- _Supplied data_
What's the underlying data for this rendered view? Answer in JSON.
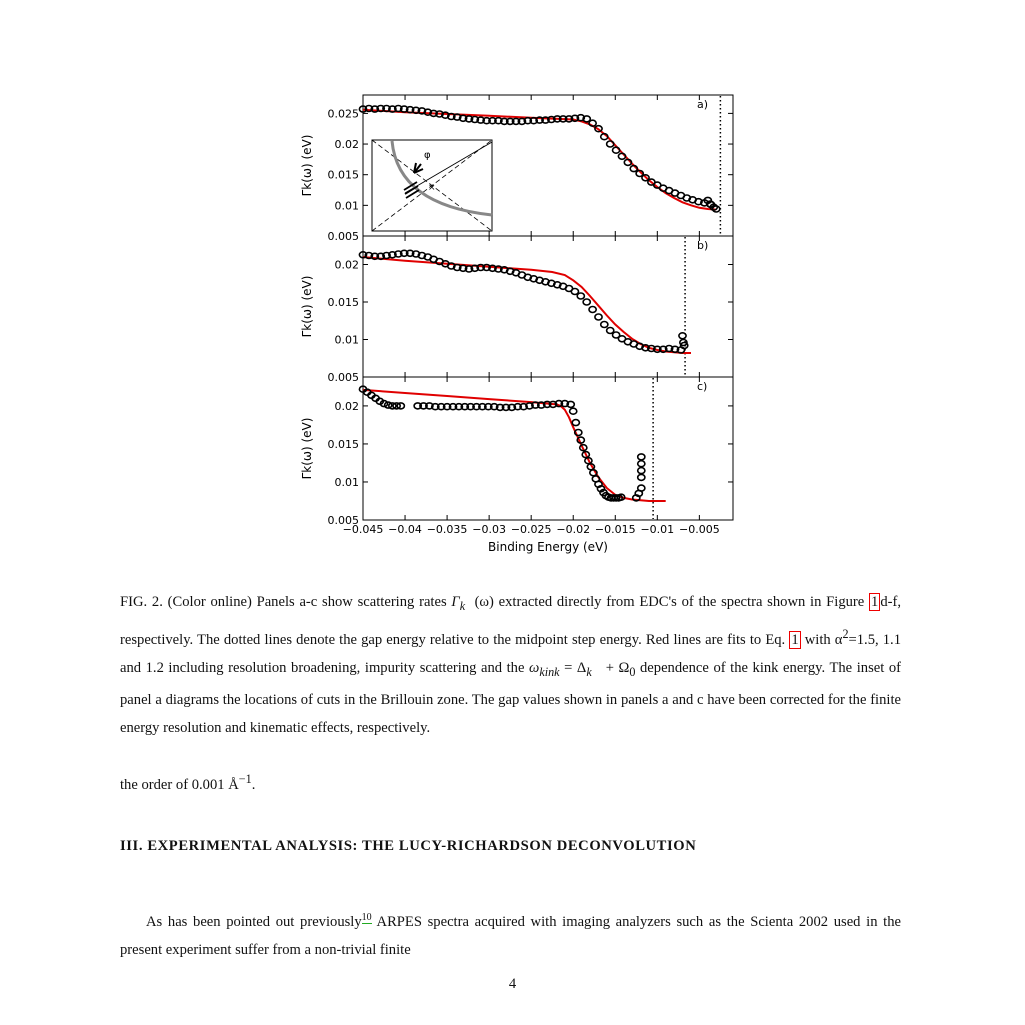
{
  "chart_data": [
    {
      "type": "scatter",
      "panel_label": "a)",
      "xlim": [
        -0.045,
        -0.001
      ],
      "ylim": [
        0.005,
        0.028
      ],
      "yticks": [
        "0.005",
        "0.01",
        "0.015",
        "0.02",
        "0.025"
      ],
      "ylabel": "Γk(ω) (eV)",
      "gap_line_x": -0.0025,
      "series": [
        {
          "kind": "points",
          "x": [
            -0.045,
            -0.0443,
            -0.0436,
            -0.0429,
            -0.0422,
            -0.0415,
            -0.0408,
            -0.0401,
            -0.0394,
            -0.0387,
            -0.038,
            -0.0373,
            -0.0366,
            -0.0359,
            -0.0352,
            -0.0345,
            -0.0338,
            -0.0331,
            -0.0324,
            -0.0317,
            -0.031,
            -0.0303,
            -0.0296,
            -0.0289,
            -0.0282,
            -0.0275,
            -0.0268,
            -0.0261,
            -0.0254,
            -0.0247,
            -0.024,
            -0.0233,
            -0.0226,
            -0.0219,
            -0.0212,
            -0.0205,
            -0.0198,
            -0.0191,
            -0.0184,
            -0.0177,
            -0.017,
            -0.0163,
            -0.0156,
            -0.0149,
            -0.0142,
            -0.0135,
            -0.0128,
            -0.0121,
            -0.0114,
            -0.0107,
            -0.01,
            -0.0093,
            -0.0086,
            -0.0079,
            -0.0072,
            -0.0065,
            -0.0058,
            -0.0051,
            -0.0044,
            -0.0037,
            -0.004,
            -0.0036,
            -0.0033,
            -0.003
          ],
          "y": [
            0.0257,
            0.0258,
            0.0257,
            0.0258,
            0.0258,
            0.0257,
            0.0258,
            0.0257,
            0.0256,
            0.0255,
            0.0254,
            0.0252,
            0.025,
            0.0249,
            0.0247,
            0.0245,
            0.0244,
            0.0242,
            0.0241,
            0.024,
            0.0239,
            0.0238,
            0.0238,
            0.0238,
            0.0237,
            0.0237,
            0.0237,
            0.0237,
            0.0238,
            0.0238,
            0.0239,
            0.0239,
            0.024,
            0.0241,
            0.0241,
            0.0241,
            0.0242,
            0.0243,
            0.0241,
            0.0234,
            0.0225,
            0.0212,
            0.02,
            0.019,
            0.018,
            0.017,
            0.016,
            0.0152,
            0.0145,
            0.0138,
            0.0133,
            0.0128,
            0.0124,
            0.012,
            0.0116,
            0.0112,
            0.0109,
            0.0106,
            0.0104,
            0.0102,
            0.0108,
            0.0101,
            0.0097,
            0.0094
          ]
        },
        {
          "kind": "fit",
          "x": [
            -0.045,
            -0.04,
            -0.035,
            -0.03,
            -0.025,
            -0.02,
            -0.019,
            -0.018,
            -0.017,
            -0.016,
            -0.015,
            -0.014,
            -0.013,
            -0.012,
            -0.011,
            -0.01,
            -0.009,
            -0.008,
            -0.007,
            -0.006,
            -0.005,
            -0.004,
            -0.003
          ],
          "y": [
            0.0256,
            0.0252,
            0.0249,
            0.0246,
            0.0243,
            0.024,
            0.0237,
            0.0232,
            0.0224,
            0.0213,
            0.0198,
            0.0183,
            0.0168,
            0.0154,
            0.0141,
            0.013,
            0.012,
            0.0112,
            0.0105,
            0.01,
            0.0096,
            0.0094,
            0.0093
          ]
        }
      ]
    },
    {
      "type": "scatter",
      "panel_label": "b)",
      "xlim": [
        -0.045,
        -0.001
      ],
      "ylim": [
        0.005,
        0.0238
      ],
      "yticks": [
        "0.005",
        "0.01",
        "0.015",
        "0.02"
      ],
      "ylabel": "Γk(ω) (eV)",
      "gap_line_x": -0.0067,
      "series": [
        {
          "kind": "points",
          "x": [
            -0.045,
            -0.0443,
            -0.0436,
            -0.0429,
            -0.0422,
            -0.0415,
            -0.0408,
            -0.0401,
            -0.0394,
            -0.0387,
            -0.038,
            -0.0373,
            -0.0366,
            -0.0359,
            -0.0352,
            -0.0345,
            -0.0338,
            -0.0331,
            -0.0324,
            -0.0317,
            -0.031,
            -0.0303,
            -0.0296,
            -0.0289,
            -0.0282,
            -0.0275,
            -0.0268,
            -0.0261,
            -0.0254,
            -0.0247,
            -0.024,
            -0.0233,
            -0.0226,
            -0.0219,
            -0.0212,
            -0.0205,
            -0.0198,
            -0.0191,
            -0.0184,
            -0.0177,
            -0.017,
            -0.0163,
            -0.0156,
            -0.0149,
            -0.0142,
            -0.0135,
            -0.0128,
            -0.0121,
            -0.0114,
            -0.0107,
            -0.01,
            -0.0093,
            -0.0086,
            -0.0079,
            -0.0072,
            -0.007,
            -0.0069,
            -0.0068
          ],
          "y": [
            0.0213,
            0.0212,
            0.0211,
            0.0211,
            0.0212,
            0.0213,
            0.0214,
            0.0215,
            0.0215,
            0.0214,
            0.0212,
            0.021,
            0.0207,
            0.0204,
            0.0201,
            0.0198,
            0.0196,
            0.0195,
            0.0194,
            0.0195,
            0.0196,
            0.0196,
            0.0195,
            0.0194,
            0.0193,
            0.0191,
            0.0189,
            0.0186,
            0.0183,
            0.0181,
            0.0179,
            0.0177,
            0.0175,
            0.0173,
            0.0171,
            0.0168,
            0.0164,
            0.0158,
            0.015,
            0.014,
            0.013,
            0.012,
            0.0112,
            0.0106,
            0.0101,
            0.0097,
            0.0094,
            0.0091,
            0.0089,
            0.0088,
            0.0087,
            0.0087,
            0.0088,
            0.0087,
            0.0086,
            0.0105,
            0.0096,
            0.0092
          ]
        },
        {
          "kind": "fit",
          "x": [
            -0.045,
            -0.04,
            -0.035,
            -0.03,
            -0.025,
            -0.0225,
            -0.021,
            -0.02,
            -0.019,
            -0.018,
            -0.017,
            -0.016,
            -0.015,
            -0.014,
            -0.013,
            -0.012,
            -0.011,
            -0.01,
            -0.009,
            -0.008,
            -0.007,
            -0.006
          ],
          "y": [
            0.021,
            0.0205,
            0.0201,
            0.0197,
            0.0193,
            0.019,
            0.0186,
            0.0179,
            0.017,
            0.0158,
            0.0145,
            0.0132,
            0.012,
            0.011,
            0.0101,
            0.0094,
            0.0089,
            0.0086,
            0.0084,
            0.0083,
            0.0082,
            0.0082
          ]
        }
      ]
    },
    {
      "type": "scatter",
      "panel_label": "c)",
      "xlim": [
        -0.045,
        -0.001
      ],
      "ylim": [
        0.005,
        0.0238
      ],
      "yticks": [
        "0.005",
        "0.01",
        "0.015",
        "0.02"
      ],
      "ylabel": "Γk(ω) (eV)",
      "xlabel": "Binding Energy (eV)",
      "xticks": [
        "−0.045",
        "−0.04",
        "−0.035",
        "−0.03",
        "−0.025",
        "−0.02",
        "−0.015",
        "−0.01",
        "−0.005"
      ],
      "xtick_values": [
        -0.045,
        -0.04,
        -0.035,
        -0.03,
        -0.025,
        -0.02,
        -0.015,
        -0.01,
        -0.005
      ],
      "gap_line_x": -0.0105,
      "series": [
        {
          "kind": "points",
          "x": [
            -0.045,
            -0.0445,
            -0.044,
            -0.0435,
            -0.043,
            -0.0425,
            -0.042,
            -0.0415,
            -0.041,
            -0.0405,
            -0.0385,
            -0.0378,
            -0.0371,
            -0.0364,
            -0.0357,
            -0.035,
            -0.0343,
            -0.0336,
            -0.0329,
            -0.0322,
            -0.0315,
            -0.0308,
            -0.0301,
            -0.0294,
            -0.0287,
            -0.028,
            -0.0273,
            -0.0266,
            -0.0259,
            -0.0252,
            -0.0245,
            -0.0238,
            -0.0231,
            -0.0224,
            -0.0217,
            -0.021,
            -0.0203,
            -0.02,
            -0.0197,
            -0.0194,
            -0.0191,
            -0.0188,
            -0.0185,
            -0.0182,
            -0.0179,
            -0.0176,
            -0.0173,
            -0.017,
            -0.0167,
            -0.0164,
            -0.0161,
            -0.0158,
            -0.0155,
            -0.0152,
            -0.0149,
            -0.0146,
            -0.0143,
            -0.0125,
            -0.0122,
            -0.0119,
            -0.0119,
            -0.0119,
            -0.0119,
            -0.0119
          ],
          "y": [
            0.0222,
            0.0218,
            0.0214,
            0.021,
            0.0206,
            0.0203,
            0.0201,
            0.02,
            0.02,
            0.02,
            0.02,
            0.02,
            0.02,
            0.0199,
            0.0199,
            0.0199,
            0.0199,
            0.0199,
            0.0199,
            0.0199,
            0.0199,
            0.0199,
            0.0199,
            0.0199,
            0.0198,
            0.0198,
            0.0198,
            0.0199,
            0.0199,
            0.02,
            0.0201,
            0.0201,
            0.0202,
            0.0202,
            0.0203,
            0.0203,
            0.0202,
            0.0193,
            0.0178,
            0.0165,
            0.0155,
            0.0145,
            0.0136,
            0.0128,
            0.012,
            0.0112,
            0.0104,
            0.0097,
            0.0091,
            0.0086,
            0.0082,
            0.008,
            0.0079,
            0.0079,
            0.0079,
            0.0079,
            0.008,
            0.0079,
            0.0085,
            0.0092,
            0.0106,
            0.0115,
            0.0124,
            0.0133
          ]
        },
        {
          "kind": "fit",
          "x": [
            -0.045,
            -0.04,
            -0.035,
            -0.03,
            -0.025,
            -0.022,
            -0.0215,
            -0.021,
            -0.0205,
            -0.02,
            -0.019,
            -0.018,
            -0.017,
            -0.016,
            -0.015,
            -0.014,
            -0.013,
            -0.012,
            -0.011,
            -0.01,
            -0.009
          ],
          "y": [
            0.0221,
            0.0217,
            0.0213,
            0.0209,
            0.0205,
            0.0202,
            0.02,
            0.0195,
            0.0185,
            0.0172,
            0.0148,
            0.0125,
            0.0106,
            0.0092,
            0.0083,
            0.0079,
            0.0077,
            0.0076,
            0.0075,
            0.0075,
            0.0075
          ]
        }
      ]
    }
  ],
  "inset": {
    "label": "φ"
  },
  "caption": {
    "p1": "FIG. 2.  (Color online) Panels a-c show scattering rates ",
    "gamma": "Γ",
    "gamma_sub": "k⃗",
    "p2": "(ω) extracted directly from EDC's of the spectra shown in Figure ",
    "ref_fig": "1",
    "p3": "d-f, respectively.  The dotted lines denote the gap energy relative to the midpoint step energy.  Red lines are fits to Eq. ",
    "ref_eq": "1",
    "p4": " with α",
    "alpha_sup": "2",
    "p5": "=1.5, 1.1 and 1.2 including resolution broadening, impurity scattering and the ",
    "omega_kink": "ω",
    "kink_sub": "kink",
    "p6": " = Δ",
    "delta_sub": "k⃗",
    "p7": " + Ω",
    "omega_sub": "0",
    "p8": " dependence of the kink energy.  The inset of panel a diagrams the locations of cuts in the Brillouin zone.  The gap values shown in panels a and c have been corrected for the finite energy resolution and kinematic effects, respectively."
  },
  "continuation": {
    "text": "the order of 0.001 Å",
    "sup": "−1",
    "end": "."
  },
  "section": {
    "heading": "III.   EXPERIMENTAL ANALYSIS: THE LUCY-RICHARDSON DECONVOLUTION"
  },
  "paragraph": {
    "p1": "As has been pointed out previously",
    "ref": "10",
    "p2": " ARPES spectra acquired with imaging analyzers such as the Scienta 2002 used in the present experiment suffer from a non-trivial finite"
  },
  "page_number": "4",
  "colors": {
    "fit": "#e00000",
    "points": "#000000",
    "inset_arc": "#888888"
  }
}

...

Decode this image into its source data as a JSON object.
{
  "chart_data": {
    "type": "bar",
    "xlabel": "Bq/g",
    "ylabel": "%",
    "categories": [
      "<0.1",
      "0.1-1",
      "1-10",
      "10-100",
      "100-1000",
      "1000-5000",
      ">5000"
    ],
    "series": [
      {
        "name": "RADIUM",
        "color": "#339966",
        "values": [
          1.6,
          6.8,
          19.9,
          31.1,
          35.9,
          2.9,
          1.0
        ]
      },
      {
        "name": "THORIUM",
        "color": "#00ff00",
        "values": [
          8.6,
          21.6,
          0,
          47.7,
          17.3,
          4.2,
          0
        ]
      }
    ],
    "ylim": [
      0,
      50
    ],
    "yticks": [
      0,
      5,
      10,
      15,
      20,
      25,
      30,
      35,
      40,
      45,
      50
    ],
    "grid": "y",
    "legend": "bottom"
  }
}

---

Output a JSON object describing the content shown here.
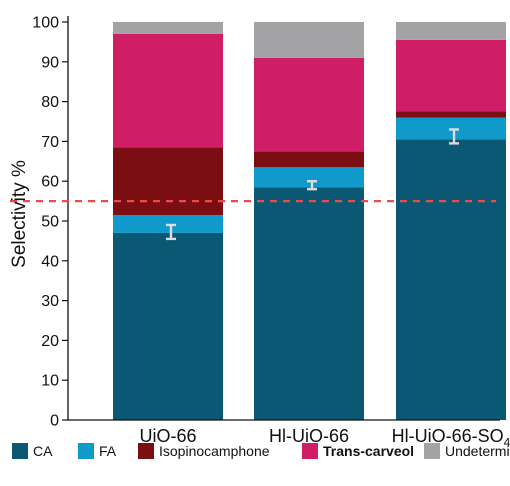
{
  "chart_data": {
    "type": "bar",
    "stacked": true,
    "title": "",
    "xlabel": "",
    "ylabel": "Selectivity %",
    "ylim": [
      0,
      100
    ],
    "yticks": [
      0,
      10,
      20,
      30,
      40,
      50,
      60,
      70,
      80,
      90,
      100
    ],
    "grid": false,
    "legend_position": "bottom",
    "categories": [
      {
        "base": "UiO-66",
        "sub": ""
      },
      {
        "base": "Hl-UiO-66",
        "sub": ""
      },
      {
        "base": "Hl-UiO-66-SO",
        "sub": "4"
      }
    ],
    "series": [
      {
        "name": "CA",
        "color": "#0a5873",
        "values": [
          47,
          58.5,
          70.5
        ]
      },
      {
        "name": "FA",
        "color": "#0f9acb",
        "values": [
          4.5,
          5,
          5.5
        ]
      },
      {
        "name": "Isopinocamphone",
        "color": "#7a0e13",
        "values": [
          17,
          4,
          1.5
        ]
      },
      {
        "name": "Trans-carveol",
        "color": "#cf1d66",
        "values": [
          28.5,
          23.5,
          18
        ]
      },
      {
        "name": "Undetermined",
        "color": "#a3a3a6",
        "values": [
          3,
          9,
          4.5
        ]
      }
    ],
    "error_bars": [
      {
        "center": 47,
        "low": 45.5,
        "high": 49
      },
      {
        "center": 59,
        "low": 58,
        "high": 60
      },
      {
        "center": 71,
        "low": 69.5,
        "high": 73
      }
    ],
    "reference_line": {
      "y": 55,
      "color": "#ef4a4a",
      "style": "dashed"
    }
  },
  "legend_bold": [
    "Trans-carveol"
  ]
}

- _What you should do_
Collect every line from the records above that contains the word "xlabel".

- _Full answer_
      "xlabel": "Binding Energy (eV)",
    "xlabel": "Bq/g",
    "xlabel": "",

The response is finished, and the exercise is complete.